● **REALICE LO SIGUIENTE**
**A)** Cambie "volume-bar" por "barra-volumen" en los registros, desde la línea que contiene "candle-body xyxy=(608,203,611,219)" hasta la que contiene "qqe-main-line xyxy=(4,656,771,746)", ambas incluidas. Devuelva solo esas líneas, con todo lo demás intacto.
**B)** Continúe el texto sobre la política exterior colombiana frente a Estados Unidos a partir de donde termina.

● **FRAGMENTO DEL DOCUMENTO**

++++++++++++++++++++

La subordinación de la política nacional a los intereses de los Estados, incluso en contravía de sus ciudadanos, tiene muchos capítulos. Entre los recientes, el arribo al país de una unidad militar élite (SFAB, por sus siglas en inglés) que fue anunciado por la embajada de los Estados Unidos y no por la Cancillería o el Ministerio de Defensa; el apoyo al candidato de Donald Trump para la Presidencia del Banco Interamericano de Desarrollo (BID), que rompió el pacto no escrito de reservar ese cargo para un latinoamericano; y la persistencia en la fallida fórmula de fumigación con glifosato de los cultivos de hoja de coca como método para combatir el narcotráfico.
En política exterior nadie puede estar en contravía de mantener una relación de amistad y colaboración con Estados Unidos. Cosa distinta es la sistemática subordinación de la política nacional a los intereses de los Estados Unidos, como ocurrió durante el gobierno del presidente Andrés Pastrana cuando la respuesta al conflicto armado quedó claramente inscrita en la lucha contra las drogas, bajo la consideración simplista de que, acabando el narcotráfico, se acabaría el conflicto armado. Tal era la fundamentación del Plan Colombia que se implementó en simultánea con el proceso de negociación con las Farc-Ep en el Caguán.
Con el presidente Álvaro Uribe la política exterior se insertó en la cruzada global contra el terrorismo, escenario en el cual la lucha contra las drogas era un escenario más en medio de las “guerras preventivas” que auparon la vulneración masiva de muchos derechos —el derecho a la intimidad, por ejemplo— para garantizar la seguridad colectiva, como bien lo plasmó la Ley Patriota en los Estados Unidos. La participación de Colombia en la cruzada global contra el terrorismo cambió la lectura sobre el conflicto armado colombiano.
El plato estaba servido para el candidato que encarnó la rabia nacional contra las Farc-Ep, cerró los mecanismos de negociación del pasado y ofreció una salida militar y que, como gobernante, aprovechó la enorme ventaja de no tener que justificar el uso de los recursos del Plan Colombia directamente contra la guerrilla sino como recursos de la cooperación en la cruzada contra el terrorismo local.
De la visión simplista que explicaba el conflicto como resultado del narcotráfico pasamos a la visión igualmente simplista de que enfrentábamos una amenaza terrorista, no un conflicto armado interno. Por esa vía, se intensificó la guerra contrainsurgente y se pospuso la negociación política hasta el arranque del gobierno de Juan Manuel Santos, quien asumió afirmando que no había tirado las llaves de la paz.

++++++++++++++++++++

● **MATERIALES PROPORCIONADOS**
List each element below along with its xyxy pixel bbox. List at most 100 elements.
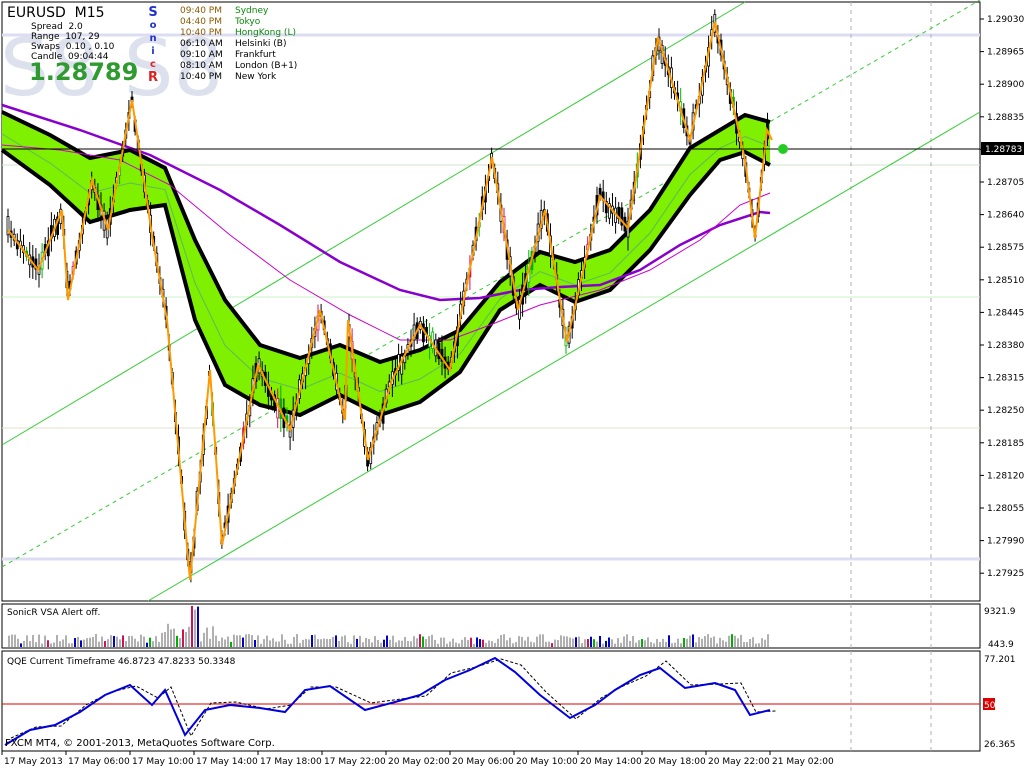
candle-body xyxy=(608,203,611,219)
svg-text:50: 50 xyxy=(984,701,996,711)
volume-bar xyxy=(200,641,202,647)
qqe-level-label: 50 xyxy=(983,698,996,711)
volume-bar xyxy=(308,639,310,647)
volume-bar xyxy=(131,636,133,647)
volume-bar xyxy=(485,642,487,647)
volume-bar xyxy=(518,636,520,647)
qqe-lines xyxy=(4,656,777,746)
time-tick-label: 20 May 10:00 xyxy=(516,757,578,767)
volume-bar xyxy=(623,636,625,647)
volume-bar xyxy=(584,639,586,647)
volume-bar xyxy=(332,636,334,647)
volume-bar xyxy=(182,629,184,647)
volume-bar xyxy=(689,635,691,647)
volume-bar xyxy=(104,641,106,647)
channel-upper-line[interactable] xyxy=(1,1,746,446)
volume-bar xyxy=(119,639,121,647)
volume-bar xyxy=(701,638,703,647)
volume-bar xyxy=(419,634,421,647)
volume-bar xyxy=(746,642,748,647)
volume-bar xyxy=(719,637,721,647)
price-tick-label: 1.28640 xyxy=(987,211,1024,221)
volume-bar xyxy=(653,643,655,647)
volume-bar xyxy=(635,642,637,647)
band-middle-line xyxy=(1,133,771,393)
volume-bar xyxy=(665,641,667,647)
volume-bar xyxy=(389,639,391,647)
volume-bar xyxy=(491,641,493,647)
price-tick-label: 1.28900 xyxy=(987,80,1024,90)
volume-bar xyxy=(470,637,472,647)
volume-bar xyxy=(152,641,154,647)
session-time: 09:10 AM xyxy=(180,50,223,60)
band-fill xyxy=(2,112,770,415)
session-name: HongKong (L) xyxy=(235,28,296,38)
volume-bar xyxy=(68,643,70,647)
volume-bar xyxy=(407,640,409,647)
volume-bar xyxy=(494,642,496,647)
volume-bar xyxy=(215,635,217,647)
volume-bar xyxy=(650,642,652,647)
volume-bar xyxy=(158,641,160,647)
volume-bar xyxy=(395,642,397,647)
volume-bar xyxy=(278,641,280,647)
volume-bar xyxy=(380,642,382,647)
volume-bar xyxy=(668,635,670,647)
qqe-main-line xyxy=(4,656,771,746)
volume-bar xyxy=(575,637,577,647)
volume-bar xyxy=(41,643,43,647)
volume-bar xyxy=(596,641,598,647)
zigzag-indicator xyxy=(7,21,773,581)
volume-bar xyxy=(47,640,49,647)
volume-bar xyxy=(209,638,211,647)
volume-bar xyxy=(398,640,400,647)
volume-bar xyxy=(14,634,16,647)
qqe-axis-max: 77.201 xyxy=(984,655,1016,665)
volume-bar xyxy=(116,636,118,647)
volume-bar xyxy=(527,636,529,647)
volume-bar xyxy=(458,643,460,647)
volume-bar xyxy=(725,641,727,647)
volume-bar xyxy=(587,639,589,647)
volume-bar xyxy=(203,632,205,647)
volume-bar xyxy=(194,609,196,647)
session-row: 10:40 PM HongKong (L) xyxy=(180,28,297,39)
volume-bar xyxy=(341,636,343,647)
volume-bar xyxy=(590,636,592,647)
volume-bar xyxy=(425,639,427,647)
volume-bar xyxy=(110,635,112,647)
ema-fast-line xyxy=(1,144,771,341)
volume-bar xyxy=(614,643,616,647)
volume-bar xyxy=(542,634,544,647)
volume-bar xyxy=(464,637,466,647)
volume-bar xyxy=(23,640,25,647)
symbol-info-block: Spread 2.0 Range 107, 29 Swaps 0.10 , 0.… xyxy=(31,22,115,62)
volume-bar xyxy=(371,642,373,647)
volume-bar xyxy=(401,640,403,647)
time-tick-label: 21 May 02:00 xyxy=(772,757,834,767)
price-tick-label: 1.28185 xyxy=(987,439,1024,449)
regression-channel[interactable] xyxy=(1,0,981,602)
volume-bar xyxy=(161,632,163,647)
ema-slow-line xyxy=(1,103,771,302)
volume-bar xyxy=(512,643,514,647)
volume-bar xyxy=(578,636,580,647)
volume-bar xyxy=(716,643,718,647)
volume-bar xyxy=(281,634,283,647)
volume-bar xyxy=(731,634,733,647)
price-tick-label: 1.28055 xyxy=(987,504,1024,514)
channel-lower-line[interactable] xyxy=(147,111,981,602)
volume-bar xyxy=(269,640,271,647)
candle-body xyxy=(604,200,608,214)
volume-bar xyxy=(698,637,700,647)
volume-bar xyxy=(260,643,262,647)
volume-bar xyxy=(71,643,73,647)
volume-bar xyxy=(674,642,676,647)
volume-bar xyxy=(242,637,244,647)
qqe-panel[interactable] xyxy=(1,650,981,752)
session-time: 06:10 AM xyxy=(180,39,223,49)
price-tick-label: 1.28445 xyxy=(987,308,1024,318)
volume-bar xyxy=(440,637,442,647)
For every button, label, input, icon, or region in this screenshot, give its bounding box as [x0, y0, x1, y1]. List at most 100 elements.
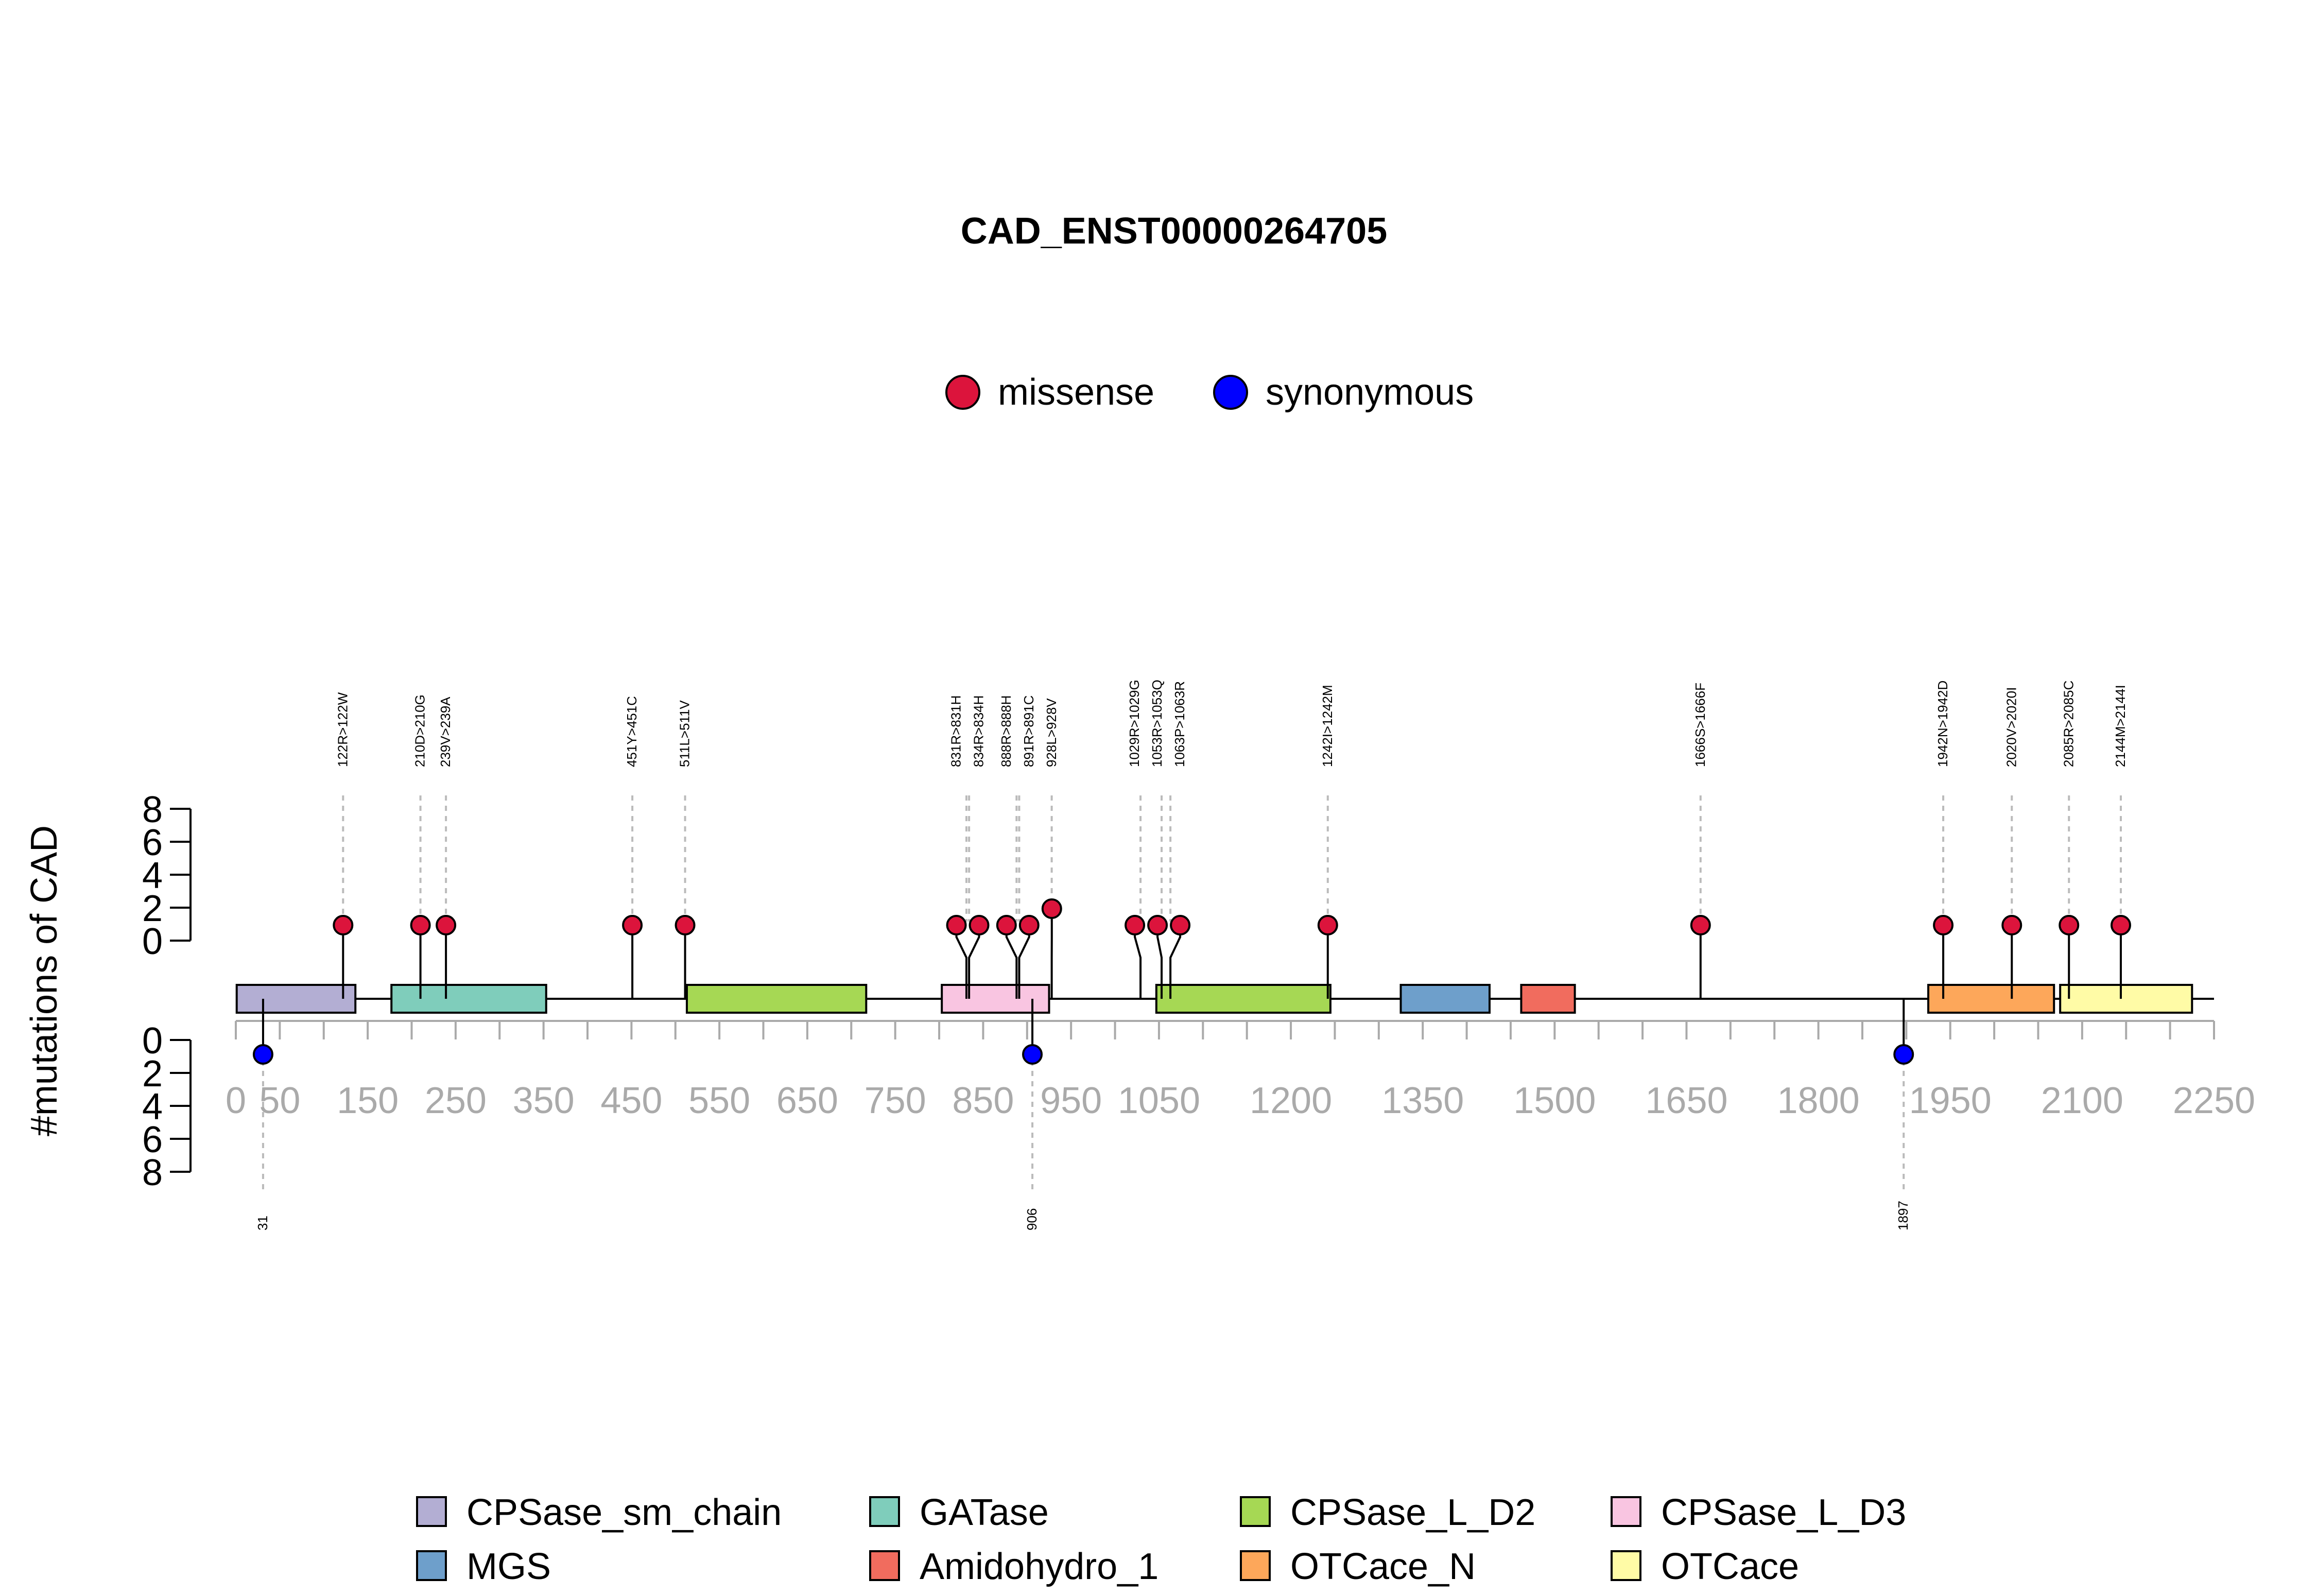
mutation-label-missense: 1242I>1242M — [1320, 685, 1335, 767]
legend-marker-synonymous — [1213, 375, 1248, 410]
mutation-label-missense: 1053R>1053Q — [1149, 680, 1165, 767]
x-tick-label: 650 — [776, 1080, 838, 1121]
mutation-label-missense: 210D>210G — [412, 695, 428, 767]
domain-CPSase_L_D3 — [941, 984, 1050, 1014]
x-tick-label: 850 — [952, 1080, 1014, 1121]
mutation-label-missense: 1942N>1942D — [1935, 681, 1950, 767]
x-tick-label: 150 — [337, 1080, 399, 1121]
domain-boxes — [235, 984, 2193, 1014]
domain-legend-label: GATase — [920, 1492, 1049, 1533]
x-tick-label: 1800 — [1777, 1080, 1860, 1121]
domain-legend-swatch — [869, 1496, 900, 1527]
domain-legend-swatch — [1611, 1550, 1641, 1581]
domain-legend-label: OTCace_N — [1290, 1546, 1476, 1587]
mutation-label-missense: 1029R>1029G — [1127, 680, 1142, 767]
mutation-label-missense: 831R>831H — [948, 696, 964, 768]
domain-Amidohydro_1 — [1520, 984, 1576, 1014]
lollipop-head-missense — [2001, 915, 2022, 935]
lollipop-head-missense — [436, 915, 457, 935]
x-tick-label: 1650 — [1645, 1080, 1727, 1121]
x-tick-label: 350 — [513, 1080, 575, 1121]
y-tick-label-upper: 8 — [142, 789, 163, 830]
mutation-label-synonymous: 31 — [255, 1216, 270, 1230]
x-tick-label: 2250 — [2173, 1080, 2255, 1121]
lollipop-head-missense — [333, 915, 354, 935]
mutation-label-missense: 1063P>1063R — [1172, 681, 1187, 767]
domain-legend-label: MGS — [466, 1546, 551, 1587]
domain-legend: CPSase_sm_chain GATase CPSase_L_D2 CPSase_L… — [416, 1492, 1906, 1587]
lollipop-head-missense — [1690, 915, 1711, 935]
y-axis-label: #mutations of CAD — [24, 825, 65, 1136]
y-tick-label-lower: 8 — [142, 1152, 163, 1193]
x-tick-label: 1200 — [1250, 1080, 1332, 1121]
lollipop-head-missense — [2059, 915, 2080, 935]
domain-OTCace — [2059, 984, 2193, 1014]
domain-legend-swatch — [869, 1550, 900, 1581]
domain-legend-swatch — [416, 1496, 447, 1527]
x-tick-label: 1950 — [1909, 1080, 1992, 1121]
y-tick-label-upper: 6 — [142, 822, 163, 863]
mutation-label-missense: 834R>834H — [971, 696, 987, 768]
legend-marker-missense — [945, 375, 980, 410]
mutation-labels: 122R>122W 210D>210G 239V>239A 451Y>451C 511L… — [255, 680, 2128, 1230]
lollipop-head-missense — [675, 915, 696, 935]
x-tick-label: 1350 — [1381, 1080, 1464, 1121]
lollipop-head-missense — [996, 915, 1017, 935]
chart-title: CAD_ENST00000264705 — [961, 211, 1388, 252]
domain-MGS — [1399, 984, 1491, 1014]
lollipop-head-missense — [1147, 915, 1168, 935]
x-tick-label: 1500 — [1513, 1080, 1596, 1121]
y-tick-label-upper: 0 — [142, 921, 163, 962]
lollipop-head-missense — [2110, 915, 2131, 935]
mutation-label-synonymous: 906 — [1024, 1208, 1040, 1230]
x-axis: 0 50 150 250 350 450 550 650 750 850 950 1050 1200 13… — [226, 1020, 2255, 1121]
x-tick-label: 1050 — [1118, 1080, 1200, 1121]
mutation-guide-lines — [262, 795, 2122, 1194]
x-tick-label: 2100 — [2041, 1080, 2123, 1121]
mutation-label-missense: 122R>122W — [335, 692, 350, 767]
y-tick-label-lower: 4 — [142, 1086, 163, 1127]
lollipop-head-missense — [622, 915, 643, 935]
lollipop-head-missense — [1018, 915, 1040, 935]
mutation-label-missense: 1666S>1666F — [1692, 683, 1708, 767]
legend-label-missense: missense — [998, 372, 1154, 413]
x-tick-label: 450 — [600, 1080, 662, 1121]
mutation-label-missense: 2020V>2020I — [2003, 687, 2019, 767]
legend-label-synonymous: synonymous — [1266, 372, 1474, 413]
mutation-label-missense: 928L>928V — [1044, 698, 1059, 767]
mutation-label-missense: 888R>888H — [998, 696, 1014, 767]
lollipop-head-missense — [969, 915, 990, 935]
domain-legend-label: CPSase_L_D2 — [1290, 1492, 1535, 1533]
domain-legend-label: OTCace — [1661, 1546, 1799, 1587]
y-tick-label-upper: 2 — [142, 888, 163, 929]
lollipop-head-missense — [410, 915, 431, 935]
domain-GATase — [390, 984, 547, 1014]
mutation-label-missense: 891R>891C — [1021, 696, 1036, 767]
domain-legend-swatch — [1611, 1496, 1641, 1527]
stem-missense — [1134, 925, 1142, 999]
domain-legend-label: Amidohydro_1 — [920, 1546, 1158, 1587]
lollipop-head-missense — [1170, 915, 1191, 935]
y-tick-label-lower: 0 — [142, 1020, 163, 1062]
domain-legend-label: CPSase_sm_chain — [466, 1492, 782, 1533]
mutation-legend: missense synonymous — [945, 372, 1474, 413]
x-tick-label: 50 — [259, 1080, 300, 1121]
domain-OTCace_N — [1927, 984, 2055, 1014]
lollipop-head-missense — [946, 915, 967, 935]
x-tick-label: 550 — [688, 1080, 750, 1121]
y-tick-label-lower: 6 — [142, 1119, 163, 1160]
lollipop-head-missense — [1041, 898, 1062, 919]
mutation-label-missense: 2144M>2144I — [2113, 685, 2128, 767]
domain-legend-label: CPSase_L_D3 — [1661, 1492, 1906, 1533]
x-tick-label: 750 — [864, 1080, 926, 1121]
lollipop-head-synonymous — [1893, 1044, 1914, 1065]
x-tick-label: 950 — [1040, 1080, 1102, 1121]
domain-legend-swatch — [1240, 1550, 1271, 1581]
mutation-label-missense: 511L>511V — [677, 700, 693, 767]
domain-legend-swatch — [1240, 1496, 1271, 1527]
domain-CPSase_sm_chain — [235, 984, 357, 1014]
y-tick-label-upper: 4 — [142, 855, 163, 896]
y-tick-label-lower: 2 — [142, 1053, 163, 1095]
lollipop-head-synonymous — [252, 1044, 273, 1065]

++++++++++++++++++++

● **RESULTADOS DE TAREAS**
**A)**
candle-body xyxy=(608,203,611,219)
svg-text:50: 50 xyxy=(984,701,996,711)
barra-volumen xyxy=(200,641,202,647)
qqe-level-label: 50 xyxy=(983,698,996,711)
barra-volumen xyxy=(308,639,310,647)
barra-volumen xyxy=(131,636,133,647)
barra-volumen xyxy=(485,642,487,647)
barra-volumen xyxy=(518,636,520,647)
qqe-lines xyxy=(4,656,777,746)
time-tick-label: 20 May 10:00 xyxy=(516,757,578,767)
barra-volumen xyxy=(623,636,625,647)
barra-volumen xyxy=(584,639,586,647)
barra-volumen xyxy=(332,636,334,647)
barra-volumen xyxy=(182,629,184,647)
barra-volumen xyxy=(689,635,691,647)
barra-volumen xyxy=(104,641,106,647)
channel-upper-line[interactable] xyxy=(1,1,746,446)
barra-volumen xyxy=(119,639,121,647)
barra-volumen xyxy=(701,638,703,647)
barra-volumen xyxy=(419,634,421,647)
barra-volumen xyxy=(746,642,748,647)
barra-volumen xyxy=(719,637,721,647)
price-tick-label: 1.28640 xyxy=(987,211,1024,221)
barra-volumen xyxy=(653,643,655,647)
barra-volumen xyxy=(635,642,637,647)
band-middle-line xyxy=(1,133,771,393)
barra-volumen xyxy=(665,641,667,647)
barra-volumen xyxy=(389,639,391,647)
barra-volumen xyxy=(491,641,493,647)
price-tick-label: 1.28900 xyxy=(987,80,1024,90)
barra-volumen xyxy=(470,637,472,647)
barra-volumen xyxy=(152,641,154,647)
session-time: 09:10 AM xyxy=(180,50,223,60)
band-fill xyxy=(2,112,770,415)
session-name: HongKong (L) xyxy=(235,28,296,38)
barra-volumen xyxy=(68,643,70,647)
barra-volumen xyxy=(407,640,409,647)
barra-volumen xyxy=(494,642,496,647)
barra-volumen xyxy=(215,635,217,647)
barra-volumen xyxy=(650,642,652,647)
barra-volumen xyxy=(158,641,160,647)
barra-volumen xyxy=(395,642,397,647)
barra-volumen xyxy=(278,641,280,647)
barra-volumen xyxy=(380,642,382,647)
barra-volumen xyxy=(668,635,670,647)
qqe-main-line xyxy=(4,656,771,746)

**B)**
La visión integral de la agenda de negociación de La Habana fue compatible con la de quienes habían explicado el origen y expansión del conflicto armado como el resultado de un conjunto complejo de cadenas causales; con quienes explicaban el narcotráfico como un subproducto del irresuelto problema de la cuestión agraria; y con quienes habían señalado algunas características de la configuración social de la economía política colombiana, como éstas:
La incapacidad de nuestro aparato productivo para incorporar en la economía formal a buena parte de la población económicamente activa. A lo largo del siglo XX y lo corrido del siglo XXI no se ha logrado un proceso de generalización de la relación laboral. Esto significa que la informalidad genera un abundante ejército disponible para la guerra y la delincuencia.
El sesgo anti-campesino de nuestro estilo de desarrollo que está muy relacionado con la elevada concentración de la tierra —superior al 0,8 en términos del coeficiente de Gini— y con la incapacidad de la economía rural para incorporar productivamente a la población.
El complejo proceso de expulsión sistemática de la población más allá de la frontera agraria, lejos de los mercados y del Estado. Hay factores como las economías de enclave que generan riqueza, pero no bienestar para la población, o sea, procesos de acumulación excluyente, como lo han demostrado los trabajos de Jorge Iván González y otros investigadores. Y, además, las bonanzas (legales e ilegales) en territorios donde la capacidad de regulación del Estado es muy débil.
Fallas en la gobernanza y el ordenamiento territorial. El Alcalde en un municipio pequeño es un representante estatal débil contra los factores reales de poder que ordenan y gobiernan a su modo. Debilidad asociada, sin duda, a gestión y políticas territoriales de desarrollo inadecuadas, a la corrupción en la provisión de bienes públicos y a la reproducción de las ventajas y desigualdades que afectan a los grupos en situación de vulnerabilidad.
Buena parte de la apuesta de Colombia en estas dos décadas se buscó en los dividendos supuestos o reales de los tratados de libre comercio (TLC), como los suscritos con Estados Unidos y la Unión Europea que, en buena medida, dieron la espalda a la propuesta que desde la década de 1990 presentó la Comisión Económica para América Latina y el Caribe (CEPAL): el regionalismo abierto, con economías de escala y complementarias.
Los TLC con países débiles son asimétricos y no son propiamente de libre comercio porque están llenos de mordazas a las políticas de desarrollo industrial y agropecuario, a la vinculación de la ciencia y la investigación a los procesos productivos, y a las políticas sectoriales.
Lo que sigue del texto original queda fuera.